[Start]

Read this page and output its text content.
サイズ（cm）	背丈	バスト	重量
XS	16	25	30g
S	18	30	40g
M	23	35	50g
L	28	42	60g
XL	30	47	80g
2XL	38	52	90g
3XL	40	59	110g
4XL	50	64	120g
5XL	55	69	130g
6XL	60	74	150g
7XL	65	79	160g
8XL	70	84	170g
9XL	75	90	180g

[End]

* **What you should do**: Transcribe the records above exactly as they appear.

* **Correct result**:
Read this page and output its text content.
サイズ（cm）	背丈	バスト	重量
XS	16	25	30g
S	18	30	40g
M	23	35	50g
L	28	42	60g
XL	30	47	80g
2XL	38	52	90g
3XL	40	59	110g
4XL	50	64	120g
5XL	55	69	130g
6XL	60	74	150g
7XL	65	79	160g
8XL	70	84	170g
9XL	75	90	180g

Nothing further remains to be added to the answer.